Recorded data

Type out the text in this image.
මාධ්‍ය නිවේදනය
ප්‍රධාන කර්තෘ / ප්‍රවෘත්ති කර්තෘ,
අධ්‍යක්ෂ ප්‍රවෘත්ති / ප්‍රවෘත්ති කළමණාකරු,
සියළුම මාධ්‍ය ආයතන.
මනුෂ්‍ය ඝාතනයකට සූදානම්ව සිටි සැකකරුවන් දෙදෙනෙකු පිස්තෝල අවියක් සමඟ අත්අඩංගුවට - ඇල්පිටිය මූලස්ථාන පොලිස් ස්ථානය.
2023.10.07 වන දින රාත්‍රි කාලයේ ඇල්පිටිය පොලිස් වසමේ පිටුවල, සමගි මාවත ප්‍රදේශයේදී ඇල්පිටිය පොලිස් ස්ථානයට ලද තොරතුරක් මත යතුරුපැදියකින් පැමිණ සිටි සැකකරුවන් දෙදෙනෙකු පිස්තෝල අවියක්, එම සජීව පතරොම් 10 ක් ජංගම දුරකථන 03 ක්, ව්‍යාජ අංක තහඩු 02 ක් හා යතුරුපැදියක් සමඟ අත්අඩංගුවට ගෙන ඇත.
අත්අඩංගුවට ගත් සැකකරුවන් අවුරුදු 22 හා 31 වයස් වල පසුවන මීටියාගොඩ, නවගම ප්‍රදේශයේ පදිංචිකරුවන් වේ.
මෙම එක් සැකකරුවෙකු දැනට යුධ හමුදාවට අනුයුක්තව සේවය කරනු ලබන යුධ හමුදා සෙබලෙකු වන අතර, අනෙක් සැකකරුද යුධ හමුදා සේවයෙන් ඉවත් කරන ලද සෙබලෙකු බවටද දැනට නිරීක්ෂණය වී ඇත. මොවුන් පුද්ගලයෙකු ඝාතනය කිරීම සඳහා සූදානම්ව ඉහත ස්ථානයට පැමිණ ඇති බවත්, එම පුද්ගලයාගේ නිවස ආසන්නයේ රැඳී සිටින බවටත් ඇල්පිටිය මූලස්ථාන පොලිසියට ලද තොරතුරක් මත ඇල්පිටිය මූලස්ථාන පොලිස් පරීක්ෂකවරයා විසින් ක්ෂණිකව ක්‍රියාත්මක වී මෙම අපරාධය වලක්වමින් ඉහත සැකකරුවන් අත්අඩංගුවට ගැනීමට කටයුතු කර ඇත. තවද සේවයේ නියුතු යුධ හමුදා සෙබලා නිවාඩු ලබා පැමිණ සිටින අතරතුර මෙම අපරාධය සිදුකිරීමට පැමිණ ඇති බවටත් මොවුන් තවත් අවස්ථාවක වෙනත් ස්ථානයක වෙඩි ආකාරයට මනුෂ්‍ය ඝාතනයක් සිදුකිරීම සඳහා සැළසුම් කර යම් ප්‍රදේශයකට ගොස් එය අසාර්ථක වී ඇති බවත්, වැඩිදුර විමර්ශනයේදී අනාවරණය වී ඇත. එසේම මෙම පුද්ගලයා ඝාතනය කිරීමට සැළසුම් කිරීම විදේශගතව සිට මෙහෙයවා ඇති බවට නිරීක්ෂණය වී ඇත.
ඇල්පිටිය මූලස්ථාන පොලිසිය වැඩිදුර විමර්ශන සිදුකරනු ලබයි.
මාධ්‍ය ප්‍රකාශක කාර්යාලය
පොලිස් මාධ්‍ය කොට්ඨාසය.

Exercise prompt
Give the records above again, word for word.

Answer for this exercise
Type out the text in this image.
මාධ්‍ය නිවේදනය
ප්‍රධාන කර්තෘ / ප්‍රවෘත්ති කර්තෘ,
අධ්‍යක්ෂ ප්‍රවෘත්ති / ප්‍රවෘත්ති කළමණාකරු,
සියළුම මාධ්‍ය ආයතන.
මනුෂ්‍ය ඝාතනයකට සූදානම්ව සිටි සැකකරුවන් දෙදෙනෙකු පිස්තෝල අවියක් සමඟ අත්අඩංගුවට - ඇල්පිටිය මූලස්ථාන පොලිස් ස්ථානය.
2023.10.07 වන දින රාත්‍රි කාලයේ ඇල්පිටිය පොලිස් වසමේ පිටුවල, සමගි මාවත ප්‍රදේශයේදී ඇල්පිටිය පොලිස් ස්ථානයට ලද තොරතුරක් මත යතුරුපැදියකින් පැමිණ සිටි සැකකරුවන් දෙදෙනෙකු පිස්තෝල අවියක්, එම සජීව පතරොම් 10 ක් ජංගම දුරකථන 03 ක්, ව්‍යාජ අංක තහඩු 02 ක් හා යතුරුපැදියක් සමඟ අත්අඩංගුවට ගෙන ඇත.
අත්අඩංගුවට ගත් සැකකරුවන් අවුරුදු 22 හා 31 වයස් වල පසුවන මීටියාගොඩ, නවගම ප්‍රදේශයේ පදිංචිකරුවන් වේ.
මෙම එක් සැකකරුවෙකු දැනට යුධ හමුදාවට අනුයුක්තව සේවය කරනු ලබන යුධ හමුදා සෙබලෙකු වන අතර, අනෙක් සැකකරුද යුධ හමුදා සේවයෙන් ඉවත් කරන ලද සෙබලෙකු බවටද දැනට නිරීක්ෂණය වී ඇත. මොවුන් පුද්ගලයෙකු ඝාතනය කිරීම සඳහා සූදානම්ව ඉහත ස්ථානයට පැමිණ ඇති බවත්, එම පුද්ගලයාගේ නිවස ආසන්නයේ රැඳී සිටින බවටත් ඇල්පිටිය මූලස්ථාන පොලිසියට ලද තොරතුරක් මත ඇල්පිටිය මූලස්ථාන පොලිස් පරීක්ෂකවරයා විසින් ක්ෂණිකව ක්‍රියාත්මක වී මෙම අපරාධය වලක්වමින් ඉහත සැකකරුවන් අත්අඩංගුවට ගැනීමට කටයුතු කර ඇත. තවද සේවයේ නියුතු යුධ හමුදා සෙබලා නිවාඩු ලබා පැමිණ සිටින අතරතුර මෙම අපරාධය සිදුකිරීමට පැමිණ ඇති බවටත් මොවුන් තවත් අවස්ථාවක වෙනත් ස්ථානයක වෙඩි ආකාරයට මනුෂ්‍ය ඝාතනයක් සිදුකිරීම සඳහා සැළසුම් කර යම් ප්‍රදේශයකට ගොස් එය අසාර්ථක වී ඇති බවත්, වැඩිදුර විමර්ශනයේදී අනාවරණය වී ඇත. එසේම මෙම පුද්ගලයා ඝාතනය කිරීමට සැළසුම් කිරීම විදේශගතව සිට මෙහෙයවා ඇති බවට නිරීක්ෂණය වී ඇත.
ඇල්පිටිය මූලස්ථාන පොලිසිය වැඩිදුර විමර්ශන සිදුකරනු ලබයි.
මාධ්‍ය ප්‍රකාශක කාර්යාලය
පොලිස් මාධ්‍ය කොට්ඨාසය.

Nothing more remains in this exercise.